Extracted data entries:
— BEGIN —

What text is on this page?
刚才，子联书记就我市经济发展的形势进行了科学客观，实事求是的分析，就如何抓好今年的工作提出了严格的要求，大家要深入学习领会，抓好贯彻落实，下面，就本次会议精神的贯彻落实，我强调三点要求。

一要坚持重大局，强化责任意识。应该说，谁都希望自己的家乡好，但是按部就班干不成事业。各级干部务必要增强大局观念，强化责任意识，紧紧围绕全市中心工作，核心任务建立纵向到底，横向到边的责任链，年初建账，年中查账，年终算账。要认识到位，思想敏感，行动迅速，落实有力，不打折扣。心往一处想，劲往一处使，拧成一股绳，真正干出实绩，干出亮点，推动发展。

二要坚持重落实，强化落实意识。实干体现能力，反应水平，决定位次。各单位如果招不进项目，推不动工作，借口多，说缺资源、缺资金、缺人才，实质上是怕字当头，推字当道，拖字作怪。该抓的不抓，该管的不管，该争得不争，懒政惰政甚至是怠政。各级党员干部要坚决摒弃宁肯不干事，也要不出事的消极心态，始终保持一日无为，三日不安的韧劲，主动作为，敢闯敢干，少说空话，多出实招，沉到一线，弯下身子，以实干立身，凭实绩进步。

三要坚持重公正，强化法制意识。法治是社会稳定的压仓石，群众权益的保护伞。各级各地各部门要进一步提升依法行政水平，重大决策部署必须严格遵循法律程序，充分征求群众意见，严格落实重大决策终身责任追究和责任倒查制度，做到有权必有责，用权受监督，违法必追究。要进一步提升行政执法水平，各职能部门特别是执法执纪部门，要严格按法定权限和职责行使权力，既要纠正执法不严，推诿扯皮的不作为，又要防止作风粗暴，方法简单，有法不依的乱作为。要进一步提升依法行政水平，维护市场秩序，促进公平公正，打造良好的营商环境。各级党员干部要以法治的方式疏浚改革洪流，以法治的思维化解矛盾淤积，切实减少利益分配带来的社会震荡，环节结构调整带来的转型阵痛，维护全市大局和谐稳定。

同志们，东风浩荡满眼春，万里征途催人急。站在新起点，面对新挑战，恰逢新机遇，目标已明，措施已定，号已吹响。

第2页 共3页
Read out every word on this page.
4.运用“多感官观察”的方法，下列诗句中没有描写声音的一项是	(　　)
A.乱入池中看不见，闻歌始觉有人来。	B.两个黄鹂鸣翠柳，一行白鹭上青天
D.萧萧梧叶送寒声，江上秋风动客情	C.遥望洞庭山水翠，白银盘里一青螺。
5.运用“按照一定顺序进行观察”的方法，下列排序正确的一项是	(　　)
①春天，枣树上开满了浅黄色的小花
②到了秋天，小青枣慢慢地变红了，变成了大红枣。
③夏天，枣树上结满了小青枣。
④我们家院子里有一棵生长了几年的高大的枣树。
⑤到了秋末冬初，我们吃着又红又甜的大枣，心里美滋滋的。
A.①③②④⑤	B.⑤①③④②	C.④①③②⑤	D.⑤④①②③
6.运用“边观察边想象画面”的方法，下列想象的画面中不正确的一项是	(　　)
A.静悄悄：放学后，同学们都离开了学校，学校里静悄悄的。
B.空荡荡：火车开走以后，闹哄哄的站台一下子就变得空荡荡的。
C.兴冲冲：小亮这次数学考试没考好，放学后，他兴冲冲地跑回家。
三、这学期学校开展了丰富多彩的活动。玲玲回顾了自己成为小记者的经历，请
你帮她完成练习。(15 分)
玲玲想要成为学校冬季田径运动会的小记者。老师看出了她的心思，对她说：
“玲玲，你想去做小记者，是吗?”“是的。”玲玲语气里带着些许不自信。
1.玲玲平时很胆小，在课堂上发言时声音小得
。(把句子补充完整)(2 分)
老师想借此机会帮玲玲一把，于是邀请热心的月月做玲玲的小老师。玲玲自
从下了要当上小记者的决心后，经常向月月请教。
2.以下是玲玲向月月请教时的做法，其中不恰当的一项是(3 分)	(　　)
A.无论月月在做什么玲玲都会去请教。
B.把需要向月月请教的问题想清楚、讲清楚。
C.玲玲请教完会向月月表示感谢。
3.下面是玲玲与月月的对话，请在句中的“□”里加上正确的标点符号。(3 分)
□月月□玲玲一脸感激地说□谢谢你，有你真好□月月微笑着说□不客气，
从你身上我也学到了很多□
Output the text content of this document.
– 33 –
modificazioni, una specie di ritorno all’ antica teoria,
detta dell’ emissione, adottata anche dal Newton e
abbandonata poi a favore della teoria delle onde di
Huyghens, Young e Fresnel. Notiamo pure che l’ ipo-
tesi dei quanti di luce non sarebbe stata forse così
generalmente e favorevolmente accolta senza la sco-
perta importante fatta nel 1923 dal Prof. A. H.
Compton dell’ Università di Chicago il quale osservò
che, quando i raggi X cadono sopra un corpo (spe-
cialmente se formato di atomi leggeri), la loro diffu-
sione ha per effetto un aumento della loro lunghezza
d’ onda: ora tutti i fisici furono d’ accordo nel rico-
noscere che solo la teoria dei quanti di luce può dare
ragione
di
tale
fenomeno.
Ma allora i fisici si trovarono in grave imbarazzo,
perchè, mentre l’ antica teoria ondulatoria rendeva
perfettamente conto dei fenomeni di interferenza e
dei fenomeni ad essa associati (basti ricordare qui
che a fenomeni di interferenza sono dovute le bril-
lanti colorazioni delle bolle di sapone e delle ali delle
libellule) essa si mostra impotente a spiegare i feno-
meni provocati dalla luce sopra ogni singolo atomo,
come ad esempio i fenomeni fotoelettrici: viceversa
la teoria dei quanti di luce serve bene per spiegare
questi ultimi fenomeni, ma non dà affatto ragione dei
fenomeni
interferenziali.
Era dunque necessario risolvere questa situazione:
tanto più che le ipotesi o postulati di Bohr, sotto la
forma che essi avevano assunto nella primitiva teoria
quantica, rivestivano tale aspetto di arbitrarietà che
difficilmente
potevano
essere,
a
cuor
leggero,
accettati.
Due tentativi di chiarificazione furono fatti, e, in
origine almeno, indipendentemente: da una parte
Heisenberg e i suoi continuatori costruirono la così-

— END —

**Directions for this task**
Return every line exactly.

**Response to the exercise**
What text is on this page?
刚才，子联书记就我市经济发展的形势进行了科学客观，实事求是的分析，就如何抓好今年的工作提出了严格的要求，大家要深入学习领会，抓好贯彻落实，下面，就本次会议精神的贯彻落实，我强调三点要求。

一要坚持重大局，强化责任意识。应该说，谁都希望自己的家乡好，但是按部就班干不成事业。各级干部务必要增强大局观念，强化责任意识，紧紧围绕全市中心工作，核心任务建立纵向到底，横向到边的责任链，年初建账，年中查账，年终算账。要认识到位，思想敏感，行动迅速，落实有力，不打折扣。心往一处想，劲往一处使，拧成一股绳，真正干出实绩，干出亮点，推动发展。

二要坚持重落实，强化落实意识。实干体现能力，反应水平，决定位次。各单位如果招不进项目，推不动工作，借口多，说缺资源、缺资金、缺人才，实质上是怕字当头，推字当道，拖字作怪。该抓的不抓，该管的不管，该争得不争，懒政惰政甚至是怠政。各级党员干部要坚决摒弃宁肯不干事，也要不出事的消极心态，始终保持一日无为，三日不安的韧劲，主动作为，敢闯敢干，少说空话，多出实招，沉到一线，弯下身子，以实干立身，凭实绩进步。

三要坚持重公正，强化法制意识。法治是社会稳定的压仓石，群众权益的保护伞。各级各地各部门要进一步提升依法行政水平，重大决策部署必须严格遵循法律程序，充分征求群众意见，严格落实重大决策终身责任追究和责任倒查制度，做到有权必有责，用权受监督，违法必追究。要进一步提升行政执法水平，各职能部门特别是执法执纪部门，要严格按法定权限和职责行使权力，既要纠正执法不严，推诿扯皮的不作为，又要防止作风粗暴，方法简单，有法不依的乱作为。要进一步提升依法行政水平，维护市场秩序，促进公平公正，打造良好的营商环境。各级党员干部要以法治的方式疏浚改革洪流，以法治的思维化解矛盾淤积，切实减少利益分配带来的社会震荡，环节结构调整带来的转型阵痛，维护全市大局和谐稳定。

同志们，东风浩荡满眼春，万里征途催人急。站在新起点，面对新挑战，恰逢新机遇，目标已明，措施已定，号已吹响。

第2页 共3页
Read out every word on this page.
4.运用“多感官观察”的方法，下列诗句中没有描写声音的一项是	(　　)
A.乱入池中看不见，闻歌始觉有人来。	B.两个黄鹂鸣翠柳，一行白鹭上青天
D.萧萧梧叶送寒声，江上秋风动客情	C.遥望洞庭山水翠，白银盘里一青螺。
5.运用“按照一定顺序进行观察”的方法，下列排序正确的一项是	(　　)
①春天，枣树上开满了浅黄色的小花
②到了秋天，小青枣慢慢地变红了，变成了大红枣。
③夏天，枣树上结满了小青枣。
④我们家院子里有一棵生长了几年的高大的枣树。
⑤到了秋末冬初，我们吃着又红又甜的大枣，心里美滋滋的。
A.①③②④⑤	B.⑤①③④②	C.④①③②⑤	D.⑤④①②③
6.运用“边观察边想象画面”的方法，下列想象的画面中不正确的一项是	(　　)
A.静悄悄：放学后，同学们都离开了学校，学校里静悄悄的。
B.空荡荡：火车开走以后，闹哄哄的站台一下子就变得空荡荡的。
C.兴冲冲：小亮这次数学考试没考好，放学后，他兴冲冲地跑回家。
三、这学期学校开展了丰富多彩的活动。玲玲回顾了自己成为小记者的经历，请
你帮她完成练习。(15 分)
玲玲想要成为学校冬季田径运动会的小记者。老师看出了她的心思，对她说：
“玲玲，你想去做小记者，是吗?”“是的。”玲玲语气里带着些许不自信。
1.玲玲平时很胆小，在课堂上发言时声音小得
。(把句子补充完整)(2 分)
老师想借此机会帮玲玲一把，于是邀请热心的月月做玲玲的小老师。玲玲自
从下了要当上小记者的决心后，经常向月月请教。
2.以下是玲玲向月月请教时的做法，其中不恰当的一项是(3 分)	(　　)
A.无论月月在做什么玲玲都会去请教。
B.把需要向月月请教的问题想清楚、讲清楚。
C.玲玲请教完会向月月表示感谢。
3.下面是玲玲与月月的对话，请在句中的“□”里加上正确的标点符号。(3 分)
□月月□玲玲一脸感激地说□谢谢你，有你真好□月月微笑着说□不客气，
从你身上我也学到了很多□
Output the text content of this document.
– 33 –
modificazioni, una specie di ritorno all’ antica teoria,
detta dell’ emissione, adottata anche dal Newton e
abbandonata poi a favore della teoria delle onde di
Huyghens, Young e Fresnel. Notiamo pure che l’ ipo-
tesi dei quanti di luce non sarebbe stata forse così
generalmente e favorevolmente accolta senza la sco-
perta importante fatta nel 1923 dal Prof. A. H.
Compton dell’ Università di Chicago il quale osservò
che, quando i raggi X cadono sopra un corpo (spe-
cialmente se formato di atomi leggeri), la loro diffu-
sione ha per effetto un aumento della loro lunghezza
d’ onda: ora tutti i fisici furono d’ accordo nel rico-
noscere che solo la teoria dei quanti di luce può dare
ragione
di
tale
fenomeno.
Ma allora i fisici si trovarono in grave imbarazzo,
perchè, mentre l’ antica teoria ondulatoria rendeva
perfettamente conto dei fenomeni di interferenza e
dei fenomeni ad essa associati (basti ricordare qui
che a fenomeni di interferenza sono dovute le bril-
lanti colorazioni delle bolle di sapone e delle ali delle
libellule) essa si mostra impotente a spiegare i feno-
meni provocati dalla luce sopra ogni singolo atomo,
come ad esempio i fenomeni fotoelettrici: viceversa
la teoria dei quanti di luce serve bene per spiegare
questi ultimi fenomeni, ma non dà affatto ragione dei
fenomeni
interferenziali.
Era dunque necessario risolvere questa situazione:
tanto più che le ipotesi o postulati di Bohr, sotto la
forma che essi avevano assunto nella primitiva teoria
quantica, rivestivano tale aspetto di arbitrarietà che
difficilmente
potevano
essere,
a
cuor
leggero,
accettati.
Due tentativi di chiarificazione furono fatti, e, in
origine almeno, indipendentemente: da una parte
Heisenberg e i suoi continuatori costruirono la così-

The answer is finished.